- **Your goal**
From the entries that follow, extract each line holding the string "JSON".

_ _ _ _ _

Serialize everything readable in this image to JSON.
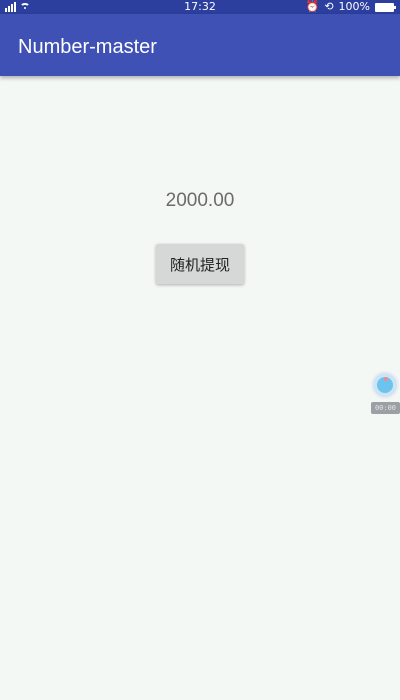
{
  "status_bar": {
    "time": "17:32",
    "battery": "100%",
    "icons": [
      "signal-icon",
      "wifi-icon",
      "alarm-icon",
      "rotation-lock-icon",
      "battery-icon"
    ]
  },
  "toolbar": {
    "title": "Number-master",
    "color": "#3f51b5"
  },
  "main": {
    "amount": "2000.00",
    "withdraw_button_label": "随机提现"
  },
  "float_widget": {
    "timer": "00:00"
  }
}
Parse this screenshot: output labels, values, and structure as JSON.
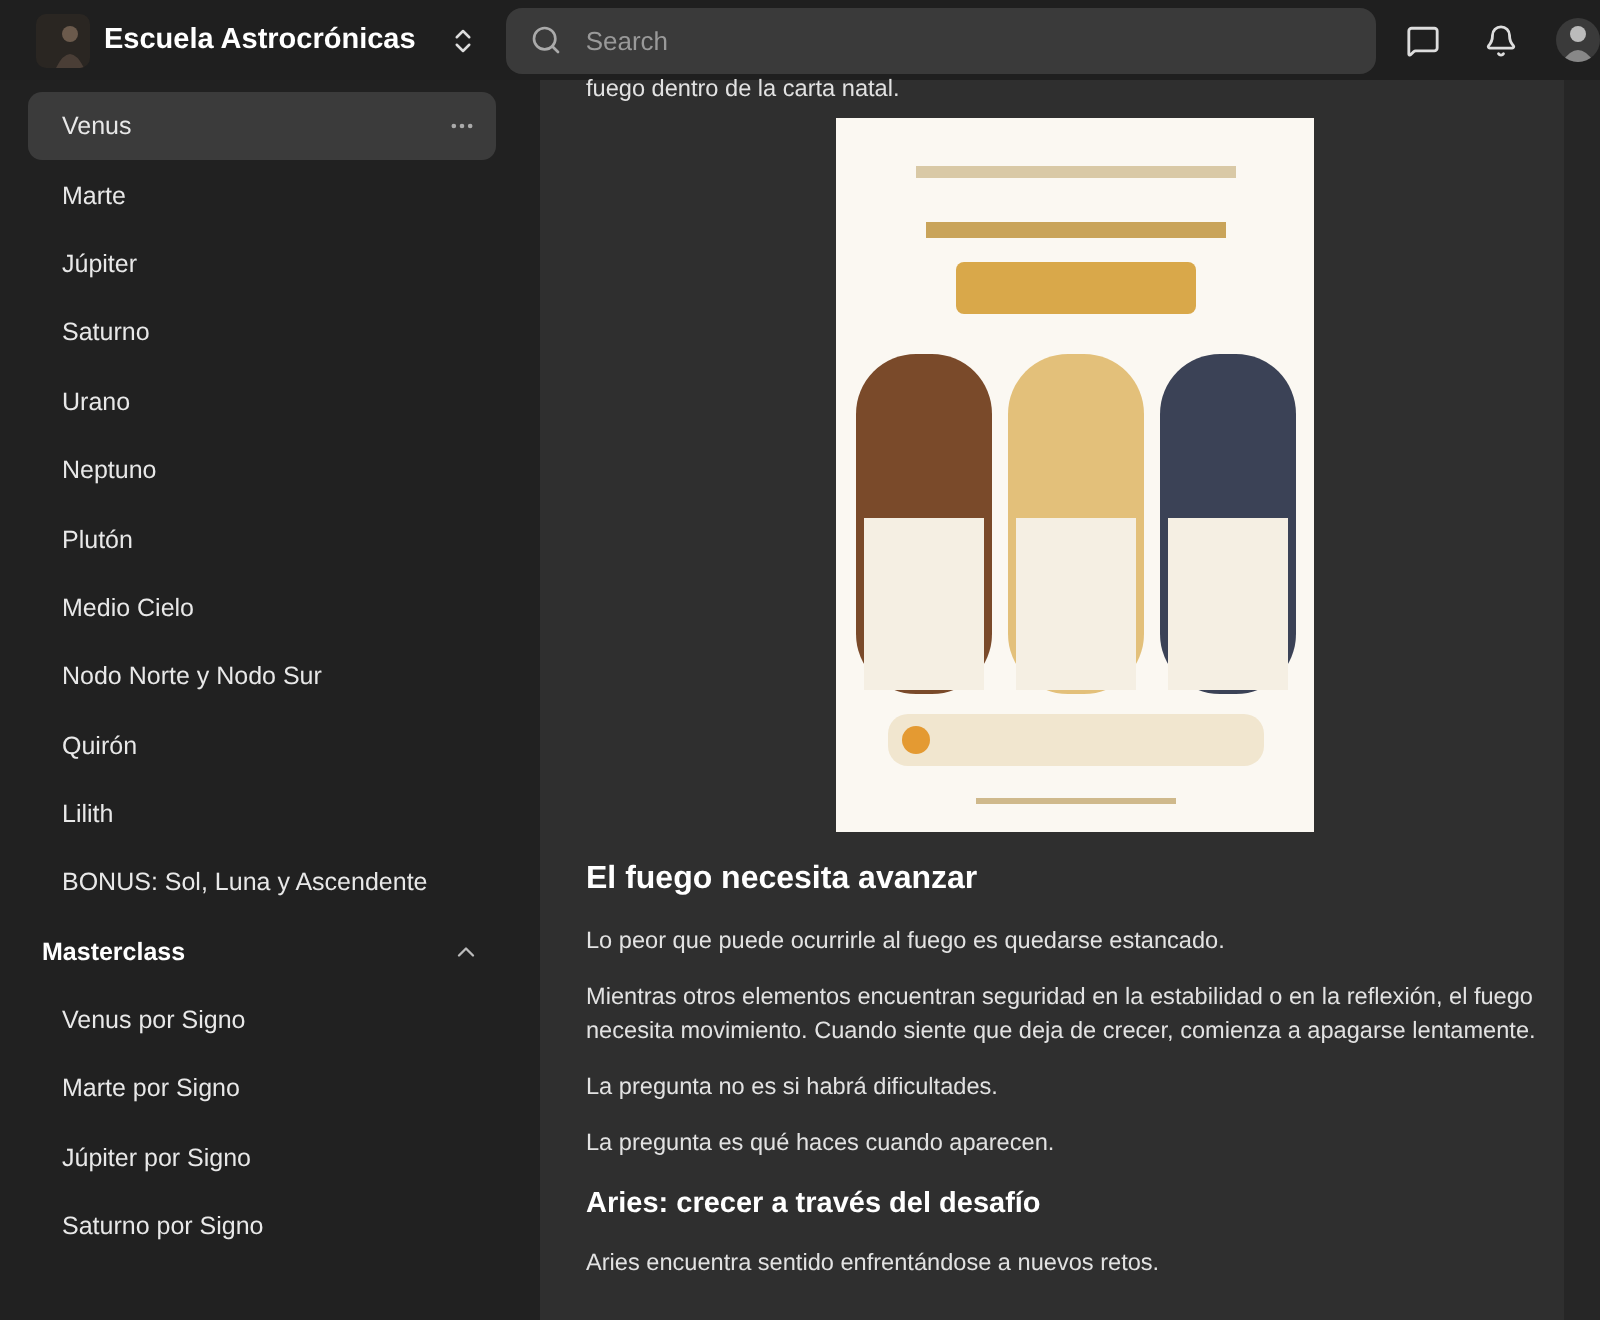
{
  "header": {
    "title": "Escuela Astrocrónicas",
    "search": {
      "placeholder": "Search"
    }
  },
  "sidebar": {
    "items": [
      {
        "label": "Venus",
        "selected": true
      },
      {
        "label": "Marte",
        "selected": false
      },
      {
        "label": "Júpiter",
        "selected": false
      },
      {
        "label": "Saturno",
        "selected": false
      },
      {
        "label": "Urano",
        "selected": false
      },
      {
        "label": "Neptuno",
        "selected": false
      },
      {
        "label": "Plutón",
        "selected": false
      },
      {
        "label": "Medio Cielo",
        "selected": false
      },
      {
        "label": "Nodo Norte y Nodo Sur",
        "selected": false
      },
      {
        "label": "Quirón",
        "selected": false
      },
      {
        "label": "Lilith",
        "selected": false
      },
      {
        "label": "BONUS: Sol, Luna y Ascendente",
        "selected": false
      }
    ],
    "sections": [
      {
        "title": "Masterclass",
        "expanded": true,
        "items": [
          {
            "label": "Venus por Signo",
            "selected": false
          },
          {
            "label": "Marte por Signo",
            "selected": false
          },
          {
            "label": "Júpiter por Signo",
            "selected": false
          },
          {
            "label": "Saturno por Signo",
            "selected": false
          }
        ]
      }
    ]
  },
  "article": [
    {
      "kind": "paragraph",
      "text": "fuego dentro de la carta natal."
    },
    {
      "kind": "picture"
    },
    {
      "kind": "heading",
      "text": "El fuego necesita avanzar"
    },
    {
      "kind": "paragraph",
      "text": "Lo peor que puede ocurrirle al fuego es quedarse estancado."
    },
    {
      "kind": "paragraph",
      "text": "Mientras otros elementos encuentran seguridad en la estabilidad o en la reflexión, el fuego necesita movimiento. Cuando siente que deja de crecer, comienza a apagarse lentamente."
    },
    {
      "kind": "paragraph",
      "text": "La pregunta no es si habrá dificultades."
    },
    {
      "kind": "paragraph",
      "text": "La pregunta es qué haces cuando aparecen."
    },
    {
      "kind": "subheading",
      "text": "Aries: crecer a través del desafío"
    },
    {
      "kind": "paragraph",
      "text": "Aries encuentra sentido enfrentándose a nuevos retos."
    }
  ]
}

_ _ _ _ _

- **Written response**
Serialize everything readable in this image to JSON.
Parse this screenshot: output labels, values, and structure as JSON.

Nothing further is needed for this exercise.